====== RECORDS TO USE

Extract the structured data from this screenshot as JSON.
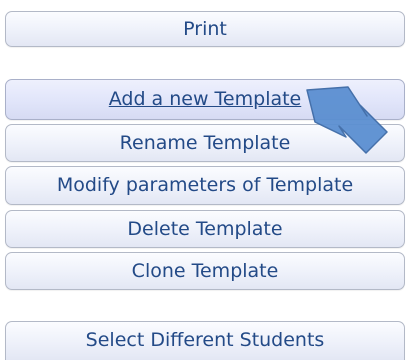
{
  "actions": {
    "print_label": "Print",
    "add_template_label": "Add a new Template",
    "rename_template_label": "Rename Template",
    "modify_template_label": "Modify parameters of Template",
    "delete_template_label": "Delete Template",
    "clone_template_label": "Clone Template",
    "select_students_label": "Select Different Students"
  },
  "pointer": {
    "icon": "arrow-pointer-icon",
    "color": "#5b8fd1",
    "outline": "#3d6aa6"
  },
  "theme": {
    "text_color": "#234a87",
    "button_border": "#b3b9c7"
  }
}
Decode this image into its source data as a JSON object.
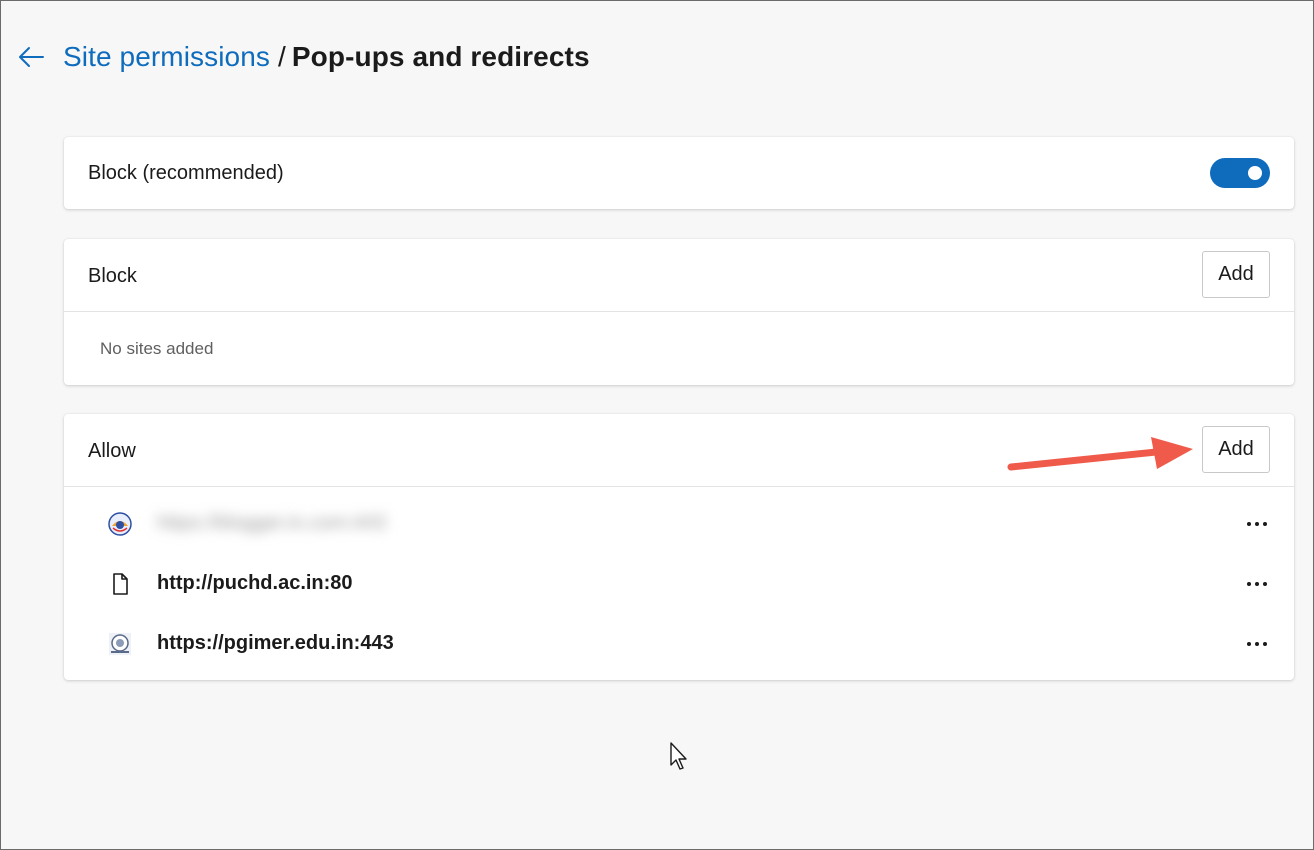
{
  "header": {
    "back_icon": "back-arrow-icon",
    "breadcrumb_parent": "Site permissions",
    "separator": "/",
    "breadcrumb_current": "Pop-ups and redirects"
  },
  "recommended": {
    "label": "Block (recommended)",
    "toggle_on": true
  },
  "block_section": {
    "title": "Block",
    "add_label": "Add",
    "empty_text": "No sites added"
  },
  "allow_section": {
    "title": "Allow",
    "add_label": "Add",
    "sites": [
      {
        "url": "https://blogger.in.com:443",
        "icon": "site-favicon-icon",
        "blurred": true
      },
      {
        "url": "http://puchd.ac.in:80",
        "icon": "document-icon",
        "blurred": false
      },
      {
        "url": "https://pgimer.edu.in:443",
        "icon": "site-favicon-icon",
        "blurred": false
      }
    ]
  },
  "colors": {
    "accent": "#0f6cbd",
    "annotation_arrow": "#f05a4a",
    "background": "#f7f7f7"
  }
}
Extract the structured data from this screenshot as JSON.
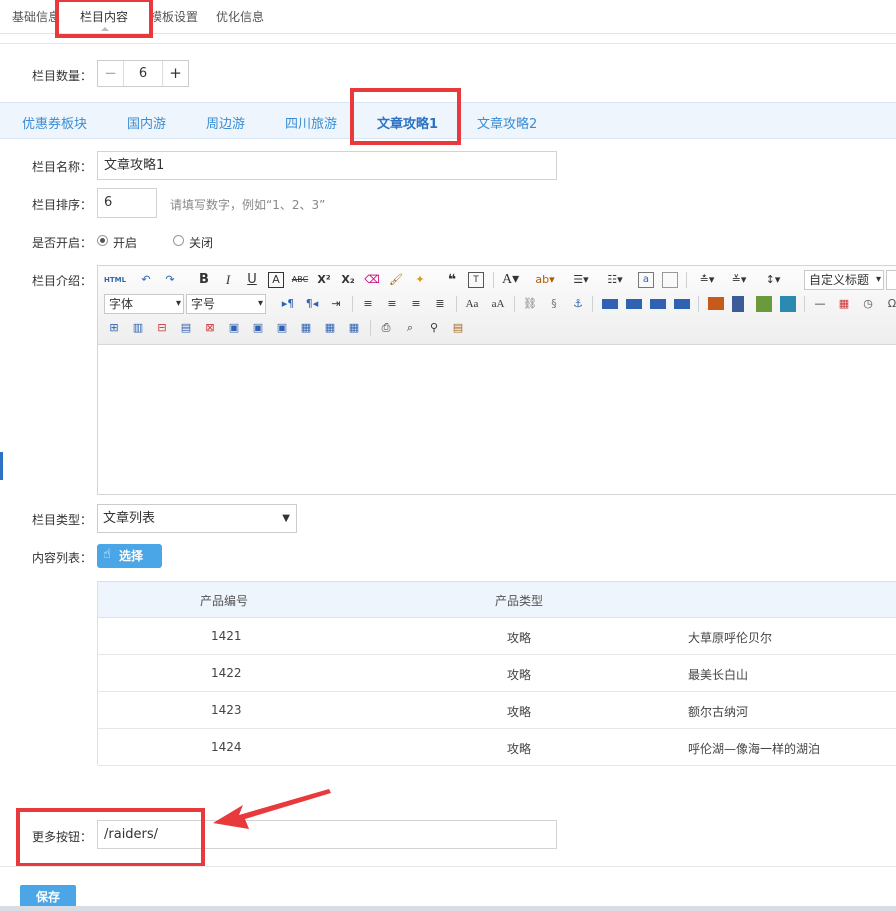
{
  "top_tabs": [
    {
      "label": "基础信息"
    },
    {
      "label": "栏目内容"
    },
    {
      "label": "模板设置"
    },
    {
      "label": "优化信息"
    }
  ],
  "column_count": {
    "label": "栏目数量：",
    "minus": "−",
    "value": "6",
    "plus": "+"
  },
  "sub_tabs": [
    {
      "label": "优惠券板块"
    },
    {
      "label": "国内游"
    },
    {
      "label": "周边游"
    },
    {
      "label": "四川旅游"
    },
    {
      "label": "文章攻略1"
    },
    {
      "label": "文章攻略2"
    }
  ],
  "form": {
    "name_label": "栏目名称：",
    "name_value": "文章攻略1",
    "sort_label": "栏目排序：",
    "sort_value": "6",
    "sort_hint": "请填写数字，例如“1、2、3”",
    "open_label": "是否开启：",
    "open_on": "开启",
    "open_off": "关闭",
    "intro_label": "栏目介绍：",
    "type_label": "栏目类型：",
    "type_value": "文章列表",
    "content_label": "内容列表：",
    "choose_label": "选择",
    "more_label": "更多按钮：",
    "more_value": "/raiders/",
    "save_label": "保存"
  },
  "editor": {
    "html_label": "HTML",
    "custom_title": "自定义标题",
    "font_label": "字体",
    "size_label": "字号"
  },
  "table": {
    "headers": [
      "产品编号",
      "产品类型"
    ],
    "rows": [
      {
        "id": "1421",
        "type": "攻略",
        "name": "大草原呼伦贝尔"
      },
      {
        "id": "1422",
        "type": "攻略",
        "name": "最美长白山"
      },
      {
        "id": "1423",
        "type": "攻略",
        "name": "额尔古纳河"
      },
      {
        "id": "1424",
        "type": "攻略",
        "name": "呼伦湖—像海一样的湖泊"
      }
    ]
  },
  "colors": {
    "accent": "#4aa6e6",
    "highlight": "#e8393c",
    "tab_blue": "#3b8cd4"
  }
}
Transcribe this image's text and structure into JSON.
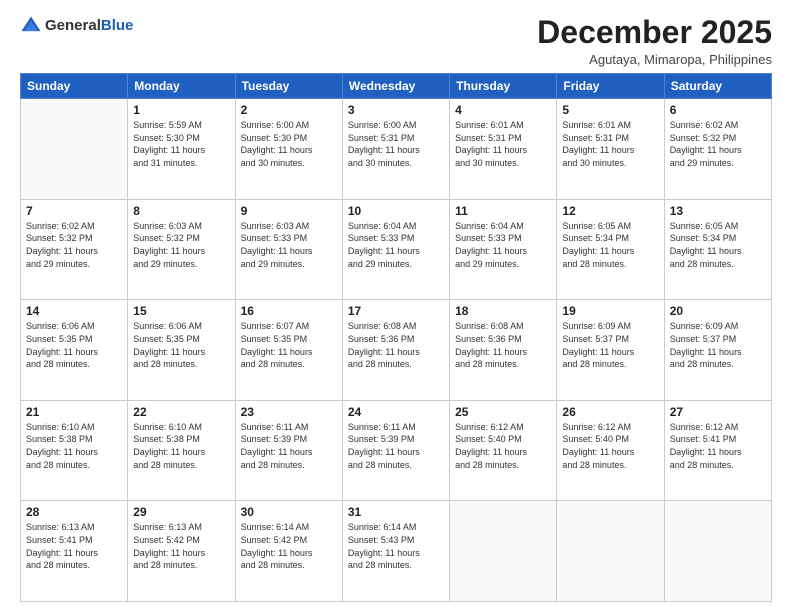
{
  "header": {
    "logo_general": "General",
    "logo_blue": "Blue",
    "title": "December 2025",
    "subtitle": "Agutaya, Mimaropa, Philippines"
  },
  "days_of_week": [
    "Sunday",
    "Monday",
    "Tuesday",
    "Wednesday",
    "Thursday",
    "Friday",
    "Saturday"
  ],
  "weeks": [
    [
      {
        "day": "",
        "info": ""
      },
      {
        "day": "1",
        "info": "Sunrise: 5:59 AM\nSunset: 5:30 PM\nDaylight: 11 hours\nand 31 minutes."
      },
      {
        "day": "2",
        "info": "Sunrise: 6:00 AM\nSunset: 5:30 PM\nDaylight: 11 hours\nand 30 minutes."
      },
      {
        "day": "3",
        "info": "Sunrise: 6:00 AM\nSunset: 5:31 PM\nDaylight: 11 hours\nand 30 minutes."
      },
      {
        "day": "4",
        "info": "Sunrise: 6:01 AM\nSunset: 5:31 PM\nDaylight: 11 hours\nand 30 minutes."
      },
      {
        "day": "5",
        "info": "Sunrise: 6:01 AM\nSunset: 5:31 PM\nDaylight: 11 hours\nand 30 minutes."
      },
      {
        "day": "6",
        "info": "Sunrise: 6:02 AM\nSunset: 5:32 PM\nDaylight: 11 hours\nand 29 minutes."
      }
    ],
    [
      {
        "day": "7",
        "info": "Sunrise: 6:02 AM\nSunset: 5:32 PM\nDaylight: 11 hours\nand 29 minutes."
      },
      {
        "day": "8",
        "info": "Sunrise: 6:03 AM\nSunset: 5:32 PM\nDaylight: 11 hours\nand 29 minutes."
      },
      {
        "day": "9",
        "info": "Sunrise: 6:03 AM\nSunset: 5:33 PM\nDaylight: 11 hours\nand 29 minutes."
      },
      {
        "day": "10",
        "info": "Sunrise: 6:04 AM\nSunset: 5:33 PM\nDaylight: 11 hours\nand 29 minutes."
      },
      {
        "day": "11",
        "info": "Sunrise: 6:04 AM\nSunset: 5:33 PM\nDaylight: 11 hours\nand 29 minutes."
      },
      {
        "day": "12",
        "info": "Sunrise: 6:05 AM\nSunset: 5:34 PM\nDaylight: 11 hours\nand 28 minutes."
      },
      {
        "day": "13",
        "info": "Sunrise: 6:05 AM\nSunset: 5:34 PM\nDaylight: 11 hours\nand 28 minutes."
      }
    ],
    [
      {
        "day": "14",
        "info": "Sunrise: 6:06 AM\nSunset: 5:35 PM\nDaylight: 11 hours\nand 28 minutes."
      },
      {
        "day": "15",
        "info": "Sunrise: 6:06 AM\nSunset: 5:35 PM\nDaylight: 11 hours\nand 28 minutes."
      },
      {
        "day": "16",
        "info": "Sunrise: 6:07 AM\nSunset: 5:35 PM\nDaylight: 11 hours\nand 28 minutes."
      },
      {
        "day": "17",
        "info": "Sunrise: 6:08 AM\nSunset: 5:36 PM\nDaylight: 11 hours\nand 28 minutes."
      },
      {
        "day": "18",
        "info": "Sunrise: 6:08 AM\nSunset: 5:36 PM\nDaylight: 11 hours\nand 28 minutes."
      },
      {
        "day": "19",
        "info": "Sunrise: 6:09 AM\nSunset: 5:37 PM\nDaylight: 11 hours\nand 28 minutes."
      },
      {
        "day": "20",
        "info": "Sunrise: 6:09 AM\nSunset: 5:37 PM\nDaylight: 11 hours\nand 28 minutes."
      }
    ],
    [
      {
        "day": "21",
        "info": "Sunrise: 6:10 AM\nSunset: 5:38 PM\nDaylight: 11 hours\nand 28 minutes."
      },
      {
        "day": "22",
        "info": "Sunrise: 6:10 AM\nSunset: 5:38 PM\nDaylight: 11 hours\nand 28 minutes."
      },
      {
        "day": "23",
        "info": "Sunrise: 6:11 AM\nSunset: 5:39 PM\nDaylight: 11 hours\nand 28 minutes."
      },
      {
        "day": "24",
        "info": "Sunrise: 6:11 AM\nSunset: 5:39 PM\nDaylight: 11 hours\nand 28 minutes."
      },
      {
        "day": "25",
        "info": "Sunrise: 6:12 AM\nSunset: 5:40 PM\nDaylight: 11 hours\nand 28 minutes."
      },
      {
        "day": "26",
        "info": "Sunrise: 6:12 AM\nSunset: 5:40 PM\nDaylight: 11 hours\nand 28 minutes."
      },
      {
        "day": "27",
        "info": "Sunrise: 6:12 AM\nSunset: 5:41 PM\nDaylight: 11 hours\nand 28 minutes."
      }
    ],
    [
      {
        "day": "28",
        "info": "Sunrise: 6:13 AM\nSunset: 5:41 PM\nDaylight: 11 hours\nand 28 minutes."
      },
      {
        "day": "29",
        "info": "Sunrise: 6:13 AM\nSunset: 5:42 PM\nDaylight: 11 hours\nand 28 minutes."
      },
      {
        "day": "30",
        "info": "Sunrise: 6:14 AM\nSunset: 5:42 PM\nDaylight: 11 hours\nand 28 minutes."
      },
      {
        "day": "31",
        "info": "Sunrise: 6:14 AM\nSunset: 5:43 PM\nDaylight: 11 hours\nand 28 minutes."
      },
      {
        "day": "",
        "info": ""
      },
      {
        "day": "",
        "info": ""
      },
      {
        "day": "",
        "info": ""
      }
    ]
  ]
}
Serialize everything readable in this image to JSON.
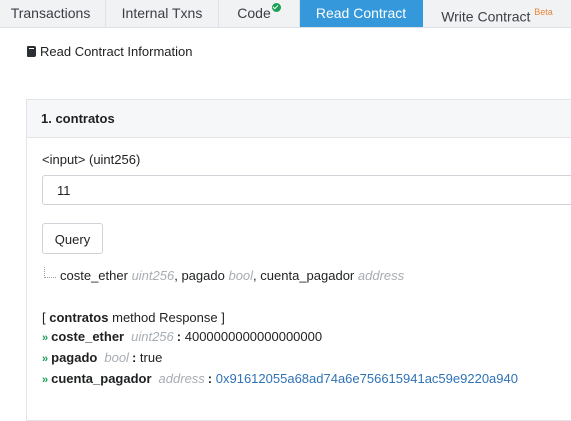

============

[BRIEF]: Return from the data every line that holds "icon".

[RESULT]:
    "icon": "arrow-pointer-icon",
    "back_icon": "back-arrow-icon",
        "icon": "site-favicon-icon",
        "icon": "document-icon",
        "icon": "site-favicon-icon",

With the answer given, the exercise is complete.